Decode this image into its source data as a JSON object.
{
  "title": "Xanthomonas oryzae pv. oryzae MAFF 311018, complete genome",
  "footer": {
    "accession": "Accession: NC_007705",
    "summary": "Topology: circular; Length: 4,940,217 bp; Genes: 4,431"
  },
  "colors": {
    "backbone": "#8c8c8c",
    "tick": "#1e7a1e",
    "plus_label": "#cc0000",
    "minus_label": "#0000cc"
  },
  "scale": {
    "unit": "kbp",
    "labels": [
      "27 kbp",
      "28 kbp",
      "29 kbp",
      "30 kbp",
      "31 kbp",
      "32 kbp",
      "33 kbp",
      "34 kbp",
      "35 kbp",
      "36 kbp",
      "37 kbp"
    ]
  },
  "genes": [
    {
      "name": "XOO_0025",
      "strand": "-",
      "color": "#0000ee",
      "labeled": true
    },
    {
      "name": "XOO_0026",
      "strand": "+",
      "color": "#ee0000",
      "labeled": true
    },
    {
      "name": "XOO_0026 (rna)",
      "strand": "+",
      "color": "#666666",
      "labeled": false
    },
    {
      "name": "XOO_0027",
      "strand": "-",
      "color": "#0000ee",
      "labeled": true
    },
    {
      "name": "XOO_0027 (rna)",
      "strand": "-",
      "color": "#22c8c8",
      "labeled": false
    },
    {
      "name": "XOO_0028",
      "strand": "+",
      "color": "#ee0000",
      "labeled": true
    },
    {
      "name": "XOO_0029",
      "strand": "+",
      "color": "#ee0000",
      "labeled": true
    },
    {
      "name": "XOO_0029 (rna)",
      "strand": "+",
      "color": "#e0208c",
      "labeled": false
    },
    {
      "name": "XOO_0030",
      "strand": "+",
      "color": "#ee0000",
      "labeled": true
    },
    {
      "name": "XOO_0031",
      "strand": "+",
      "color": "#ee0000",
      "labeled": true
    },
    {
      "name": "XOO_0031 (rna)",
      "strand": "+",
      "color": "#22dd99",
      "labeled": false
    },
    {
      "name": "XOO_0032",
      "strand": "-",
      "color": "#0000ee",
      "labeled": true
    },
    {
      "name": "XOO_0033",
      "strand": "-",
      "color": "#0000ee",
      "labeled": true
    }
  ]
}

━━━━━━━━━━

What is needed
Transcribe the listing from start to finish, exactly as given.

Task response
Decode this image into its source data as a JSON object.
{
  "title": "Xanthomonas oryzae pv. oryzae MAFF 311018, complete genome",
  "footer": {
    "accession": "Accession: NC_007705",
    "summary": "Topology: circular; Length: 4,940,217 bp; Genes: 4,431"
  },
  "colors": {
    "backbone": "#8c8c8c",
    "tick": "#1e7a1e",
    "plus_label": "#cc0000",
    "minus_label": "#0000cc"
  },
  "scale": {
    "unit": "kbp",
    "labels": [
      "27 kbp",
      "28 kbp",
      "29 kbp",
      "30 kbp",
      "31 kbp",
      "32 kbp",
      "33 kbp",
      "34 kbp",
      "35 kbp",
      "36 kbp",
      "37 kbp"
    ]
  },
  "genes": [
    {
      "name": "XOO_0025",
      "strand": "-",
      "color": "#0000ee",
      "labeled": true
    },
    {
      "name": "XOO_0026",
      "strand": "+",
      "color": "#ee0000",
      "labeled": true
    },
    {
      "name": "XOO_0026 (rna)",
      "strand": "+",
      "color": "#666666",
      "labeled": false
    },
    {
      "name": "XOO_0027",
      "strand": "-",
      "color": "#0000ee",
      "labeled": true
    },
    {
      "name": "XOO_0027 (rna)",
      "strand": "-",
      "color": "#22c8c8",
      "labeled": false
    },
    {
      "name": "XOO_0028",
      "strand": "+",
      "color": "#ee0000",
      "labeled": true
    },
    {
      "name": "XOO_0029",
      "strand": "+",
      "color": "#ee0000",
      "labeled": true
    },
    {
      "name": "XOO_0029 (rna)",
      "strand": "+",
      "color": "#e0208c",
      "labeled": false
    },
    {
      "name": "XOO_0030",
      "strand": "+",
      "color": "#ee0000",
      "labeled": true
    },
    {
      "name": "XOO_0031",
      "strand": "+",
      "color": "#ee0000",
      "labeled": true
    },
    {
      "name": "XOO_0031 (rna)",
      "strand": "+",
      "color": "#22dd99",
      "labeled": false
    },
    {
      "name": "XOO_0032",
      "strand": "-",
      "color": "#0000ee",
      "labeled": true
    },
    {
      "name": "XOO_0033",
      "strand": "-",
      "color": "#0000ee",
      "labeled": true
    }
  ]
}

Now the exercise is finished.